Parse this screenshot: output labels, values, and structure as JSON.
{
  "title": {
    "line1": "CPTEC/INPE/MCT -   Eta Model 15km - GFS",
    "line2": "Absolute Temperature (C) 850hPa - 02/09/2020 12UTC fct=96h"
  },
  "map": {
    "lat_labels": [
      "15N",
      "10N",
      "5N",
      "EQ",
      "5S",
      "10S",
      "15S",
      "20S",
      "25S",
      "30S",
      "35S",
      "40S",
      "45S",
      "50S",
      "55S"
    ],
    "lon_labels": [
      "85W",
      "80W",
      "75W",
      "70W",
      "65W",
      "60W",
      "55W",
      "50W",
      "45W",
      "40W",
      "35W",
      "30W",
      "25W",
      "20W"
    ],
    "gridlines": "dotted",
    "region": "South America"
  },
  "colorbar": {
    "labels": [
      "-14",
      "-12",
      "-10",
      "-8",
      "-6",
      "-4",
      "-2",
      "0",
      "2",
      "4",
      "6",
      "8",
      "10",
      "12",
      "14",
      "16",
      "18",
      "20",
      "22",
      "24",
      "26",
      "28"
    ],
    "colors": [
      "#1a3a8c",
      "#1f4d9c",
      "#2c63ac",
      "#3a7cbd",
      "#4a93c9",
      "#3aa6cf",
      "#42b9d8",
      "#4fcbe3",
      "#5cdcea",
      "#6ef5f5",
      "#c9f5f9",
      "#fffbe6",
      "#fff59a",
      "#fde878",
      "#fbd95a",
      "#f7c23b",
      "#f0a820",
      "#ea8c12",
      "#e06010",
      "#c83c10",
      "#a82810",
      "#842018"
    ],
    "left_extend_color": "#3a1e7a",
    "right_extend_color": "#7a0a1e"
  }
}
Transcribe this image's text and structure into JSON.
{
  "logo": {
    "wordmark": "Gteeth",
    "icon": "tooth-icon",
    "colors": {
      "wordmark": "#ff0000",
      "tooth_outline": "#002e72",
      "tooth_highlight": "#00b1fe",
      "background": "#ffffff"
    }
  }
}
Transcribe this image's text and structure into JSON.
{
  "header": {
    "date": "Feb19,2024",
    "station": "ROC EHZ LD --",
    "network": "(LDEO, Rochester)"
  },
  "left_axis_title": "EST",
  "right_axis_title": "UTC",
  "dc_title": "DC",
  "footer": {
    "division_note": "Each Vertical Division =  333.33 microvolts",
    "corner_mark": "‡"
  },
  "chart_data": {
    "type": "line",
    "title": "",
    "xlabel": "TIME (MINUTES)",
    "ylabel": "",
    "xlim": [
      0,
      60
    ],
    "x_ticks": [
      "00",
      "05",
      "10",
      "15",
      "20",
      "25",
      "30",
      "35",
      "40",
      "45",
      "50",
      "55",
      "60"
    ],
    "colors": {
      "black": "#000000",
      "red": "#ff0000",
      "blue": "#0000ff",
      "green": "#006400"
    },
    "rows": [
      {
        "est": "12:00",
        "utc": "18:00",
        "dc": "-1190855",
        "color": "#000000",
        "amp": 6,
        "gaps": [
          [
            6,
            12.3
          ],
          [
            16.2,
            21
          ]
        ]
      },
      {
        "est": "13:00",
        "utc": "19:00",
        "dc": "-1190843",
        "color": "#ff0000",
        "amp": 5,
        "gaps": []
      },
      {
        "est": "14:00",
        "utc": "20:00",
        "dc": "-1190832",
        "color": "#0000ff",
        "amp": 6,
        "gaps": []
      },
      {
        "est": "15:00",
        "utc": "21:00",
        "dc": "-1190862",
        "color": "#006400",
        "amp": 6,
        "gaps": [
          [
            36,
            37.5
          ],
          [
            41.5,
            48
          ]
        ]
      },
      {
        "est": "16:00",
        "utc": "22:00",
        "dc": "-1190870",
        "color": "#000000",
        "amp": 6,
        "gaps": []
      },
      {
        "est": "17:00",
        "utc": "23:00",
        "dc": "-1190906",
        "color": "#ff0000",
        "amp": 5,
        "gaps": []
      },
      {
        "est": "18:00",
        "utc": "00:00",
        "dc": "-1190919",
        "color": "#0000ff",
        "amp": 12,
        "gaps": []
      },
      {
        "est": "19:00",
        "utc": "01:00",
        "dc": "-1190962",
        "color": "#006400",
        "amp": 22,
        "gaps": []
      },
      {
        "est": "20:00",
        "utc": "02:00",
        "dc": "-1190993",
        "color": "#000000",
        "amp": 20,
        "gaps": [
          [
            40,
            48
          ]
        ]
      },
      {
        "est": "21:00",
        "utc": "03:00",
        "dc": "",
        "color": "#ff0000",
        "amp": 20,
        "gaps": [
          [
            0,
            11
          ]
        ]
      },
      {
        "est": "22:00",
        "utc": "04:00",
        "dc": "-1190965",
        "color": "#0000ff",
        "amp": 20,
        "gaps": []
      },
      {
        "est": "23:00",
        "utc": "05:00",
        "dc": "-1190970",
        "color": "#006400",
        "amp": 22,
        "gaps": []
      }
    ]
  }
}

What you should do
Could you quote the material above in full, exactly as it stands?

Written answer
Parse this screenshot: output labels, values, and structure as JSON.
{
  "title": {
    "line1": "CPTEC/INPE/MCT -   Eta Model 15km - GFS",
    "line2": "Absolute Temperature (C) 850hPa - 02/09/2020 12UTC fct=96h"
  },
  "map": {
    "lat_labels": [
      "15N",
      "10N",
      "5N",
      "EQ",
      "5S",
      "10S",
      "15S",
      "20S",
      "25S",
      "30S",
      "35S",
      "40S",
      "45S",
      "50S",
      "55S"
    ],
    "lon_labels": [
      "85W",
      "80W",
      "75W",
      "70W",
      "65W",
      "60W",
      "55W",
      "50W",
      "45W",
      "40W",
      "35W",
      "30W",
      "25W",
      "20W"
    ],
    "gridlines": "dotted",
    "region": "South America"
  },
  "colorbar": {
    "labels": [
      "-14",
      "-12",
      "-10",
      "-8",
      "-6",
      "-4",
      "-2",
      "0",
      "2",
      "4",
      "6",
      "8",
      "10",
      "12",
      "14",
      "16",
      "18",
      "20",
      "22",
      "24",
      "26",
      "28"
    ],
    "colors": [
      "#1a3a8c",
      "#1f4d9c",
      "#2c63ac",
      "#3a7cbd",
      "#4a93c9",
      "#3aa6cf",
      "#42b9d8",
      "#4fcbe3",
      "#5cdcea",
      "#6ef5f5",
      "#c9f5f9",
      "#fffbe6",
      "#fff59a",
      "#fde878",
      "#fbd95a",
      "#f7c23b",
      "#f0a820",
      "#ea8c12",
      "#e06010",
      "#c83c10",
      "#a82810",
      "#842018"
    ],
    "left_extend_color": "#3a1e7a",
    "right_extend_color": "#7a0a1e"
  }
}
Transcribe this image's text and structure into JSON.
{
  "logo": {
    "wordmark": "Gteeth",
    "icon": "tooth-icon",
    "colors": {
      "wordmark": "#ff0000",
      "tooth_outline": "#002e72",
      "tooth_highlight": "#00b1fe",
      "background": "#ffffff"
    }
  }
}
Transcribe this image's text and structure into JSON.
{
  "header": {
    "date": "Feb19,2024",
    "station": "ROC EHZ LD --",
    "network": "(LDEO, Rochester)"
  },
  "left_axis_title": "EST",
  "right_axis_title": "UTC",
  "dc_title": "DC",
  "footer": {
    "division_note": "Each Vertical Division =  333.33 microvolts",
    "corner_mark": "‡"
  },
  "chart_data": {
    "type": "line",
    "title": "",
    "xlabel": "TIME (MINUTES)",
    "ylabel": "",
    "xlim": [
      0,
      60
    ],
    "x_ticks": [
      "00",
      "05",
      "10",
      "15",
      "20",
      "25",
      "30",
      "35",
      "40",
      "45",
      "50",
      "55",
      "60"
    ],
    "colors": {
      "black": "#000000",
      "red": "#ff0000",
      "blue": "#0000ff",
      "green": "#006400"
    },
    "rows": [
      {
        "est": "12:00",
        "utc": "18:00",
        "dc": "-1190855",
        "color": "#000000",
        "amp": 6,
        "gaps": [
          [
            6,
            12.3
          ],
          [
            16.2,
            21
          ]
        ]
      },
      {
        "est": "13:00",
        "utc": "19:00",
        "dc": "-1190843",
        "color": "#ff0000",
        "amp": 5,
        "gaps": []
      },
      {
        "est": "14:00",
        "utc": "20:00",
        "dc": "-1190832",
        "color": "#0000ff",
        "amp": 6,
        "gaps": []
      },
      {
        "est": "15:00",
        "utc": "21:00",
        "dc": "-1190862",
        "color": "#006400",
        "amp": 6,
        "gaps": [
          [
            36,
            37.5
          ],
          [
            41.5,
            48
          ]
        ]
      },
      {
        "est": "16:00",
        "utc": "22:00",
        "dc": "-1190870",
        "color": "#000000",
        "amp": 6,
        "gaps": []
      },
      {
        "est": "17:00",
        "utc": "23:00",
        "dc": "-1190906",
        "color": "#ff0000",
        "amp": 5,
        "gaps": []
      },
      {
        "est": "18:00",
        "utc": "00:00",
        "dc": "-1190919",
        "color": "#0000ff",
        "amp": 12,
        "gaps": []
      },
      {
        "est": "19:00",
        "utc": "01:00",
        "dc": "-1190962",
        "color": "#006400",
        "amp": 22,
        "gaps": []
      },
      {
        "est": "20:00",
        "utc": "02:00",
        "dc": "-1190993",
        "color": "#000000",
        "amp": 20,
        "gaps": [
          [
            40,
            48
          ]
        ]
      },
      {
        "est": "21:00",
        "utc": "03:00",
        "dc": "",
        "color": "#ff0000",
        "amp": 20,
        "gaps": [
          [
            0,
            11
          ]
        ]
      },
      {
        "est": "22:00",
        "utc": "04:00",
        "dc": "-1190965",
        "color": "#0000ff",
        "amp": 20,
        "gaps": []
      },
      {
        "est": "23:00",
        "utc": "05:00",
        "dc": "-1190970",
        "color": "#006400",
        "amp": 22,
        "gaps": []
      }
    ]
  }
}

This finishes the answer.